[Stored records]
------------------------------

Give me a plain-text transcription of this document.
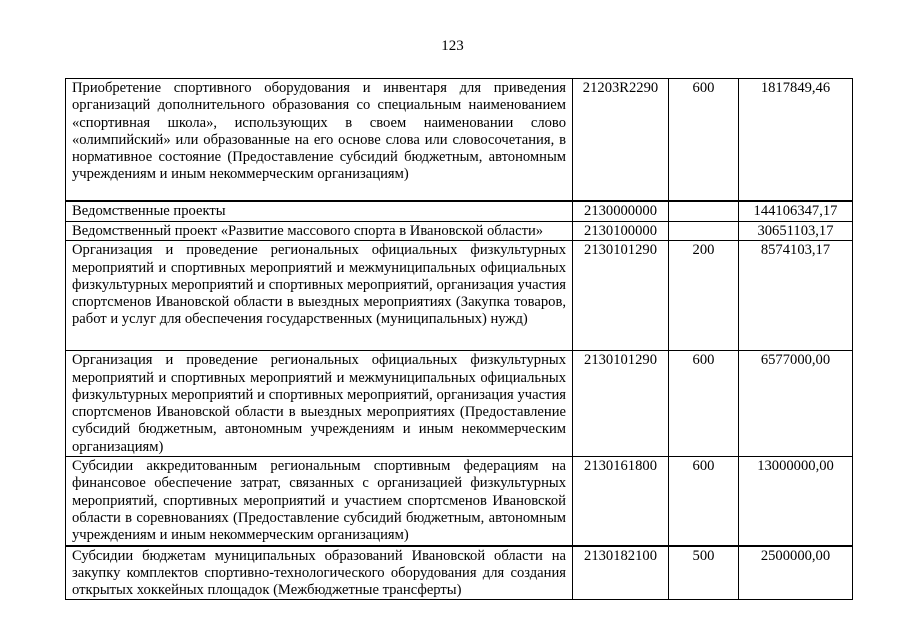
123
Приобретение спортивного оборудования и инвентаря для приведения организаций дополнительного образования со специальным наименованием «спортивная школа», использующих в своем наименовании слово «олимпийский» или образованные на его основе слова или словосочетания, в нормативное состояние (Предоставление субсидий бюджетным, автономным учреждениям и иным некоммерческим организациям)	21203R2290	600	1817849,46
Ведомственные проекты	2130000000		144106347,17
Ведомственный проект «Развитие массового спорта в Ивановской области»	2130100000		30651103,17
Организация и проведение региональных официальных физкультурных мероприятий и спортивных мероприятий и межмуниципальных официальных физкультурных мероприятий и спортивных мероприятий, организация участия спортсменов Ивановской области в выездных мероприятиях (Закупка товаров, работ и услуг для обеспечения государственных (муниципальных) нужд)	2130101290	200	8574103,17
Организация и проведение региональных официальных физкультурных мероприятий и спортивных мероприятий и межмуниципальных официальных физкультурных мероприятий и спортивных мероприятий, организация участия спортсменов Ивановской области в выездных мероприятиях (Предоставление субсидий бюджетным, автономным учреждениям и иным некоммерческим организациям)	2130101290	600	6577000,00
Субсидии аккредитованным региональным спортивным федерациям на финансовое обеспечение затрат, связанных с организацией физкультурных мероприятий, спортивных мероприятий и участием спортсменов Ивановской области в соревнованиях (Предоставление субсидий бюджетным, автономным учреждениям и иным некоммерческим организациям)	2130161800	600	13000000,00
Субсидии бюджетам муниципальных образований Ивановской области на закупку комплектов спортивно-технологического оборудования для создания открытых хоккейных площадок (Межбюджетные трансферты)	2130182100	500	2500000,00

------------------------------

_Your task_
Set the pictures aside and transcribe the data above exactly.

_The solution_
Give me a plain-text transcription of this document.
123
Приобретение спортивного оборудования и инвентаря для приведения организаций дополнительного образования со специальным наименованием «спортивная школа», использующих в своем наименовании слово «олимпийский» или образованные на его основе слова или словосочетания, в нормативное состояние (Предоставление субсидий бюджетным, автономным учреждениям и иным некоммерческим организациям)	21203R2290	600	1817849,46
Ведомственные проекты	2130000000		144106347,17
Ведомственный проект «Развитие массового спорта в Ивановской области»	2130100000		30651103,17
Организация и проведение региональных официальных физкультурных мероприятий и спортивных мероприятий и межмуниципальных официальных физкультурных мероприятий и спортивных мероприятий, организация участия спортсменов Ивановской области в выездных мероприятиях (Закупка товаров, работ и услуг для обеспечения государственных (муниципальных) нужд)	2130101290	200	8574103,17
Организация и проведение региональных официальных физкультурных мероприятий и спортивных мероприятий и межмуниципальных официальных физкультурных мероприятий и спортивных мероприятий, организация участия спортсменов Ивановской области в выездных мероприятиях (Предоставление субсидий бюджетным, автономным учреждениям и иным некоммерческим организациям)	2130101290	600	6577000,00
Субсидии аккредитованным региональным спортивным федерациям на финансовое обеспечение затрат, связанных с организацией физкультурных мероприятий, спортивных мероприятий и участием спортсменов Ивановской области в соревнованиях (Предоставление субсидий бюджетным, автономным учреждениям и иным некоммерческим организациям)	2130161800	600	13000000,00
Субсидии бюджетам муниципальных образований Ивановской области на закупку комплектов спортивно-технологического оборудования для создания открытых хоккейных площадок (Межбюджетные трансферты)	2130182100	500	2500000,00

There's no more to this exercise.